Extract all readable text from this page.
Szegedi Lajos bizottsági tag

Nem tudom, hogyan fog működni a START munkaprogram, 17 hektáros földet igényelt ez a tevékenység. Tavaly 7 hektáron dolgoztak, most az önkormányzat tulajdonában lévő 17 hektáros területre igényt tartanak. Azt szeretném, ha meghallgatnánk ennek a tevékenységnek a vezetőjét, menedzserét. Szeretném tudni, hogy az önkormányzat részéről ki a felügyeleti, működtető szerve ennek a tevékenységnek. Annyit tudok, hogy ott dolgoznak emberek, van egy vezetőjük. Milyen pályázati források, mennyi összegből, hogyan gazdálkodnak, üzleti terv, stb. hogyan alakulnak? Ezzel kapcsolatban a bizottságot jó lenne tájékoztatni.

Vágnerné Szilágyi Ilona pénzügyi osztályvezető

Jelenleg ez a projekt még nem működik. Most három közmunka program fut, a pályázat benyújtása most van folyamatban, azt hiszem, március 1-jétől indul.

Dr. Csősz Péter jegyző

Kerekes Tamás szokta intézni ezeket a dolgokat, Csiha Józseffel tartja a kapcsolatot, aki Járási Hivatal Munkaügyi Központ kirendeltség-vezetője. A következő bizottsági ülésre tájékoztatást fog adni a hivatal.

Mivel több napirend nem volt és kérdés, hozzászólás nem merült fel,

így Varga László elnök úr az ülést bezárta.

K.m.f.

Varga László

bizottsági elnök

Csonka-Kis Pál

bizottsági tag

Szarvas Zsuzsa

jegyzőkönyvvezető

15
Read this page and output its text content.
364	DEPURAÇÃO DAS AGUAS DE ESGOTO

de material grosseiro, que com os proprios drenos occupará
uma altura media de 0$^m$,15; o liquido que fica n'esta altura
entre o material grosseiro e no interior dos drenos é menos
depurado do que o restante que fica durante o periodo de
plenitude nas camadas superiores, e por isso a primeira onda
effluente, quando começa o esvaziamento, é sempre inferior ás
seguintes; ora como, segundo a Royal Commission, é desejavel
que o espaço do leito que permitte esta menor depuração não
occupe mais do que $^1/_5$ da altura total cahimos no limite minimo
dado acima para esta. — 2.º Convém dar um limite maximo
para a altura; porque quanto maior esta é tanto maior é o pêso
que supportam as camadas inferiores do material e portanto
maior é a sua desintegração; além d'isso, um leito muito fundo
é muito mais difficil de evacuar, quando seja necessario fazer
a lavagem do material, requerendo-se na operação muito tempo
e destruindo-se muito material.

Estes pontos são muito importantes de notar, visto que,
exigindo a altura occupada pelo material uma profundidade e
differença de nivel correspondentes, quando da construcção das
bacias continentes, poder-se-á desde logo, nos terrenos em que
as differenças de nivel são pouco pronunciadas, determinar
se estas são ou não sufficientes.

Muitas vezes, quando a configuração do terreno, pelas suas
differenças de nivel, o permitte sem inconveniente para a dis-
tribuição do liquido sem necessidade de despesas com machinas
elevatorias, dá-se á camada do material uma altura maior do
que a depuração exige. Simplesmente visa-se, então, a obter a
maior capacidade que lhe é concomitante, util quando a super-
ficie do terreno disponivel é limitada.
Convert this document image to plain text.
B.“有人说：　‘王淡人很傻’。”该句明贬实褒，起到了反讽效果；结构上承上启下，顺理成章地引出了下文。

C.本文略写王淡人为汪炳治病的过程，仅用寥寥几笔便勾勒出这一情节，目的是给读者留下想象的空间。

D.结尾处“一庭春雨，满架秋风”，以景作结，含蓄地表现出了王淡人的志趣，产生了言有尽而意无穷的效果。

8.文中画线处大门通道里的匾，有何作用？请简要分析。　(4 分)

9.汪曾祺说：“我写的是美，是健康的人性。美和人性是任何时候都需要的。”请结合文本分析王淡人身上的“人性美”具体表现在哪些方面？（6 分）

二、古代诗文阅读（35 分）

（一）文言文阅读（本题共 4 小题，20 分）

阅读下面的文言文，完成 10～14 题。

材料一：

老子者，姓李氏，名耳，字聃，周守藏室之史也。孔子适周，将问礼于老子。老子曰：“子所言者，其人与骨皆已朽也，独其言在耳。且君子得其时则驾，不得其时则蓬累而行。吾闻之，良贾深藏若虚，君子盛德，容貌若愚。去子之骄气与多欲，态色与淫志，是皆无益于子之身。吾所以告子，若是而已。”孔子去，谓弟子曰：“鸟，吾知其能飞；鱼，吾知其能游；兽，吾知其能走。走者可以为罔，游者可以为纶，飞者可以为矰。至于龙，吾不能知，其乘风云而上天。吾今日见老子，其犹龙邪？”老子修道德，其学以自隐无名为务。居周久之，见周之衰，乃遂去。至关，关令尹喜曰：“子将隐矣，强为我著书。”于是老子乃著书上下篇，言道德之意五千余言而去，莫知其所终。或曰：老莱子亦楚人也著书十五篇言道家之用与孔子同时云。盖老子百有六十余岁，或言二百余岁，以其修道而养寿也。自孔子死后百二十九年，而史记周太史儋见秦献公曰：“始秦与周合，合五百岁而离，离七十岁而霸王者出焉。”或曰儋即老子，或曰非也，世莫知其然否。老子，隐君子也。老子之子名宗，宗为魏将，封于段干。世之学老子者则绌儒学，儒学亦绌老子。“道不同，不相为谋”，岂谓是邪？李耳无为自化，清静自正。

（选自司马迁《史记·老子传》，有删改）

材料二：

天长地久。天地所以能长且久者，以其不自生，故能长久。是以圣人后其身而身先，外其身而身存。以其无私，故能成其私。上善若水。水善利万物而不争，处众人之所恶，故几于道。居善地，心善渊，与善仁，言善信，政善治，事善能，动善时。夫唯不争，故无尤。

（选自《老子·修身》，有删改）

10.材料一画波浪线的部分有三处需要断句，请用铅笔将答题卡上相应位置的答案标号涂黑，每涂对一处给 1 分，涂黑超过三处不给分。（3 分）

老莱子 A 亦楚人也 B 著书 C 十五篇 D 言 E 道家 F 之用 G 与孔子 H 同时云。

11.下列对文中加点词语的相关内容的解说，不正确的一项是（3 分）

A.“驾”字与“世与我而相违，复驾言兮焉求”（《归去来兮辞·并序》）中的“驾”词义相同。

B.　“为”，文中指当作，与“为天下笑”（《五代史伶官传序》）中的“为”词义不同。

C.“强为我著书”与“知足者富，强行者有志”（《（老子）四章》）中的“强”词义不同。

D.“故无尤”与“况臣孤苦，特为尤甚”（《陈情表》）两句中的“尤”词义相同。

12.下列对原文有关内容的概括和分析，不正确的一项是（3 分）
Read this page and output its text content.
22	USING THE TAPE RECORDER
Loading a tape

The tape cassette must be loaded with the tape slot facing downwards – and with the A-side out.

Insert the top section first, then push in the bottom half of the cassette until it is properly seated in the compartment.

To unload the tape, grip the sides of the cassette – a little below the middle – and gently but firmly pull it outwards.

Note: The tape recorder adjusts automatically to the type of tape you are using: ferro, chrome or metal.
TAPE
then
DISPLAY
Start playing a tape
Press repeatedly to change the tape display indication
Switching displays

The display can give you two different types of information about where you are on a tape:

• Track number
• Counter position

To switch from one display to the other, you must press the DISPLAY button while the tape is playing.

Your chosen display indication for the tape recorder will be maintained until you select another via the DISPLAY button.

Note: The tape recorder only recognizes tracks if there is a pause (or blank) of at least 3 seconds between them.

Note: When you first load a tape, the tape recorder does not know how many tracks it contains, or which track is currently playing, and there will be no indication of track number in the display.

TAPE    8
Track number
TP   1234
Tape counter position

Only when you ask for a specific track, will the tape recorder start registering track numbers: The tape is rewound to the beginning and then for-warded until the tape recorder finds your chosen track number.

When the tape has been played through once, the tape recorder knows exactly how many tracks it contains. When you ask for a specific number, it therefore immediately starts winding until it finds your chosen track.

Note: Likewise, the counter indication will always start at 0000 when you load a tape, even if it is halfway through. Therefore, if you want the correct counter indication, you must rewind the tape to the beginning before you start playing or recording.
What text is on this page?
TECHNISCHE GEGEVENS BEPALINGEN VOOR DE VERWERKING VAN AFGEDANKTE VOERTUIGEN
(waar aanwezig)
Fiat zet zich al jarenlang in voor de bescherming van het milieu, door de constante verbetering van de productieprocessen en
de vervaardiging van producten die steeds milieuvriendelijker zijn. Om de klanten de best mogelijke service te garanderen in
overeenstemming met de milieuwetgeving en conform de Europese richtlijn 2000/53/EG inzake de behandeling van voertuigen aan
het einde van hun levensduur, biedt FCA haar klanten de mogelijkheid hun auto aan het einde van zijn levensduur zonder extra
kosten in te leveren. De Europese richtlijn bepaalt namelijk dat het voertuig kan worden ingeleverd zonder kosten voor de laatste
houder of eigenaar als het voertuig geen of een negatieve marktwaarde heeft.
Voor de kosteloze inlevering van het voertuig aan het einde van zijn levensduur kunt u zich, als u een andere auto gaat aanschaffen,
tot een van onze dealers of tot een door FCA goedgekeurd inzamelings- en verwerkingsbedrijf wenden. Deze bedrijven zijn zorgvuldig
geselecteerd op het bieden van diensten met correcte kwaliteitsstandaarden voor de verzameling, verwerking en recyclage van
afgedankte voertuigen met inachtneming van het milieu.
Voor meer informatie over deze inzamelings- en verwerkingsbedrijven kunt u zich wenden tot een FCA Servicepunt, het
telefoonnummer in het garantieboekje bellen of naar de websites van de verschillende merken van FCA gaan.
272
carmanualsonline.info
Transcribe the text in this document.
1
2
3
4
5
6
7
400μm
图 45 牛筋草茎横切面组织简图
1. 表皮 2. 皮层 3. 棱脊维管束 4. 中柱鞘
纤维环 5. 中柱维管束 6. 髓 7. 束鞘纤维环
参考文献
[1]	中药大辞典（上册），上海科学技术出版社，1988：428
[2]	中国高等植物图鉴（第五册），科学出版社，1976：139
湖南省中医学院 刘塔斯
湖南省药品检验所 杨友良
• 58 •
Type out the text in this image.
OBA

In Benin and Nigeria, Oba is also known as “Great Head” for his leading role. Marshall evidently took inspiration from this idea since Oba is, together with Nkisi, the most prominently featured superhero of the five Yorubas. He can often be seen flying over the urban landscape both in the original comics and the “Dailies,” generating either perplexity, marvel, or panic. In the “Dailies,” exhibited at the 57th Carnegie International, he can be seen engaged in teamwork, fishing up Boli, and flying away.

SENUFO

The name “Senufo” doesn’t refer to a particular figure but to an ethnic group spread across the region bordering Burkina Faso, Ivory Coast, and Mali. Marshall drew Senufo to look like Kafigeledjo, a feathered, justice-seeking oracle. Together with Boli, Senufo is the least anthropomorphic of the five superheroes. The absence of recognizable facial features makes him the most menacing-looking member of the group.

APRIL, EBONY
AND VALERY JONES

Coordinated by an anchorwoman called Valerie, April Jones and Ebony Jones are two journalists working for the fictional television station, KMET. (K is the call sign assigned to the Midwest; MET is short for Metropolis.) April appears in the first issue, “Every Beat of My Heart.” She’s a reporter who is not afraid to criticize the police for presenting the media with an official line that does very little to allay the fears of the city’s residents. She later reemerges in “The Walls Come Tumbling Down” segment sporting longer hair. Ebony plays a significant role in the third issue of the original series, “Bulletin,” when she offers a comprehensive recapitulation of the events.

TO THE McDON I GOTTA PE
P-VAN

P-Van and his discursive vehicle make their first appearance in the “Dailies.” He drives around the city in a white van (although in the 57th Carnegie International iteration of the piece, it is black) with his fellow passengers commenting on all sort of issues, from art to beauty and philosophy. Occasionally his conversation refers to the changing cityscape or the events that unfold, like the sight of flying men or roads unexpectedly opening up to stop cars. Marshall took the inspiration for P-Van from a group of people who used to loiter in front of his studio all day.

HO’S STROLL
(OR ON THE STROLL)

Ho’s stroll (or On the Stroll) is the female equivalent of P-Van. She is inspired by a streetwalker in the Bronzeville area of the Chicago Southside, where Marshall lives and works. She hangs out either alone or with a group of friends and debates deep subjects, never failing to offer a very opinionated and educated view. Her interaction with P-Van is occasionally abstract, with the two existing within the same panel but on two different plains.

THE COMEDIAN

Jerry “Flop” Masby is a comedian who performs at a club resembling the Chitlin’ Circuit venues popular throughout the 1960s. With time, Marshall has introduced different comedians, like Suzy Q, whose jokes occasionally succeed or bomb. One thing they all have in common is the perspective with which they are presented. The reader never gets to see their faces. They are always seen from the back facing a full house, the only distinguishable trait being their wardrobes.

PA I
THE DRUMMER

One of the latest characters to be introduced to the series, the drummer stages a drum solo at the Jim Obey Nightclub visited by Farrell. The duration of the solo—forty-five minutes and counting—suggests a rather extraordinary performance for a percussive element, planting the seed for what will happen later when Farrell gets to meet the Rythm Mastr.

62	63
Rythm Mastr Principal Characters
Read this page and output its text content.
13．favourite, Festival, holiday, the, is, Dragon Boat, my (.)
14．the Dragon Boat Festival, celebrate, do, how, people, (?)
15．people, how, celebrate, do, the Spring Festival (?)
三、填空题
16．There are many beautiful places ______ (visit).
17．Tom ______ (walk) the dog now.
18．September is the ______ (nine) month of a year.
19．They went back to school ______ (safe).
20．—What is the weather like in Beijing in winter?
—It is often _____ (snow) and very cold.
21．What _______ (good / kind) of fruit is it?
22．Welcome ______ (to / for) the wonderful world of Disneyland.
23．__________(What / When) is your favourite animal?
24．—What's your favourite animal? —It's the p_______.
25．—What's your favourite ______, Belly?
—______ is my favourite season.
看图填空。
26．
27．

· · · · ·

_DO THIS:_
Identify and copy lines that hold the string "quando".

_FINISHED TASK:_
effluente, quando começa o esvaziamento, é sempre inferior ás
é muito mais difficil de evacuar, quando seja necessario fazer
differença de nivel correspondentes, quando da construcção das
Muitas vezes, quando a configuração do terreno, pelas suas
maior capacidade que lhe é concomitante, util quando a super-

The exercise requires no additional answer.